— TASK GOAL —
Pick every line with "this" from the material below.

— SOURCE DATA —

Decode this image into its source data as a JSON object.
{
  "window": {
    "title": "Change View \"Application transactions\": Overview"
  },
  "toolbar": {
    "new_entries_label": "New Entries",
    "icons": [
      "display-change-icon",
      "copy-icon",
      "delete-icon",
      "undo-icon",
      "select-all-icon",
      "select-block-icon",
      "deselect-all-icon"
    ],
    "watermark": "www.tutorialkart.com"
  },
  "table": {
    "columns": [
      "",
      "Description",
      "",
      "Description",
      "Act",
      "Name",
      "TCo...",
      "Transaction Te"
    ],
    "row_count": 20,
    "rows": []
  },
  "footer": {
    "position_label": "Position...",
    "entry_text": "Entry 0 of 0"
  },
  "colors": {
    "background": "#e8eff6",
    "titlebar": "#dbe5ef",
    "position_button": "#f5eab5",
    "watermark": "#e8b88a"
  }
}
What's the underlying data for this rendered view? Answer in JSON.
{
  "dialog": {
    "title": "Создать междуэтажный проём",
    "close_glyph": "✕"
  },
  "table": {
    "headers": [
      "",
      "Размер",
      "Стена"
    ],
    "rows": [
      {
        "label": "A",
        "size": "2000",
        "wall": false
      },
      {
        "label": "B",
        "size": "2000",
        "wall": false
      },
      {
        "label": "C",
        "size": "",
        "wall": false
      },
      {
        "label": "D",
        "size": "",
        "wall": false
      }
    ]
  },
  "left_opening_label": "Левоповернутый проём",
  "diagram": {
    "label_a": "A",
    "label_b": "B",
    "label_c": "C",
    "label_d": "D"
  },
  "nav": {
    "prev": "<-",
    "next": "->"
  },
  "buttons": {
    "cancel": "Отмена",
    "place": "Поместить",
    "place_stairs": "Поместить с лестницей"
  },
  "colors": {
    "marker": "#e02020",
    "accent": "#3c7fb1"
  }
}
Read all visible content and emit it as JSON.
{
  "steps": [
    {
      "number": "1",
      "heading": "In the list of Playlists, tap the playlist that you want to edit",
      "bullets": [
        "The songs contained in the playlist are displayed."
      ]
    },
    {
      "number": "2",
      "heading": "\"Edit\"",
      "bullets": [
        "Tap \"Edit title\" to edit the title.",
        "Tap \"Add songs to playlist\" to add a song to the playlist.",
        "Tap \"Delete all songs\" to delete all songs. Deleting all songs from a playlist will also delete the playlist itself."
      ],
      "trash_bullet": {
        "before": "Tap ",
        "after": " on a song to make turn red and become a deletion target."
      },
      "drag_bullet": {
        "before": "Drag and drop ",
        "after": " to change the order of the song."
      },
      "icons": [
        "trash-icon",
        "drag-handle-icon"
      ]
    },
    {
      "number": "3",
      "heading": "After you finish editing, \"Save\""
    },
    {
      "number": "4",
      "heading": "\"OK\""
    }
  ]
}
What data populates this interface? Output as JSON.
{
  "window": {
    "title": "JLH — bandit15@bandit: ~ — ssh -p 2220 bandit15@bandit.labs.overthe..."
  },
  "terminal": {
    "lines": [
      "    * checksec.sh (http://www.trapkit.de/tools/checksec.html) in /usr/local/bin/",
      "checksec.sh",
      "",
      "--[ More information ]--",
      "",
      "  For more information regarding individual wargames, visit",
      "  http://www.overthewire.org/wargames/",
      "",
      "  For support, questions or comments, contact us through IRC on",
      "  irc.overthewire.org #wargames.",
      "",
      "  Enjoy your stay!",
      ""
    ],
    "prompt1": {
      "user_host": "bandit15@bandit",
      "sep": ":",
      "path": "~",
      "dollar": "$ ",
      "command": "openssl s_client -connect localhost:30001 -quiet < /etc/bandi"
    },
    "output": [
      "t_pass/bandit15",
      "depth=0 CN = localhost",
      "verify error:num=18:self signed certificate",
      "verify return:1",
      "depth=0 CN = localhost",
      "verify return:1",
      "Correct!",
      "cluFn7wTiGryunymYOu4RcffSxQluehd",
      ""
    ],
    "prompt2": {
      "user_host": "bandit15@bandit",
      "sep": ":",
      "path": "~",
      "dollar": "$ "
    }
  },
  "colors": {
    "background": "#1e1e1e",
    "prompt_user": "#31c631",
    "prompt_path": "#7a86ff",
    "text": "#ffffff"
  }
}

— FULL RESPONSE —
Decode this image into its source data as a JSON object.
What's the underlying data for this rendered view? Answer in JSON.
What data populates this interface? Output as JSON.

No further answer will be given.